▸ **RECORDS FOR THE EXERCISE**

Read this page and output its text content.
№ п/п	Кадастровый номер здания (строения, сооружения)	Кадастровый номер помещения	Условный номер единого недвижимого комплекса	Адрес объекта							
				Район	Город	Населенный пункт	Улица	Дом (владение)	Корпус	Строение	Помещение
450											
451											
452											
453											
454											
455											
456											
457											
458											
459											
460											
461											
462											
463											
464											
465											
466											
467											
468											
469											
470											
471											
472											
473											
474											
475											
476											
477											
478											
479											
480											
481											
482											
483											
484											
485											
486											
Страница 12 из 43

▸ **EXERCISE**
Reproduce the material above without altering a single character.

▸ **RESPONSE TO THE EXERCISE**
Read this page and output its text content.
№ п/п	Кадастровый номер здания (строения, сооружения)	Кадастровый номер помещения	Условный номер единого недвижимого комплекса	Адрес объекта							
				Район	Город	Населенный пункт	Улица	Дом (владение)	Корпус	Строение	Помещение
450											
451											
452											
453											
454											
455											
456											
457											
458											
459											
460											
461											
462											
463											
464											
465											
466											
467											
468											
469											
470											
471											
472											
473											
474											
475											
476											
477											
478											
479											
480											
481											
482											
483											
484											
485											
486											
Страница 12 из 43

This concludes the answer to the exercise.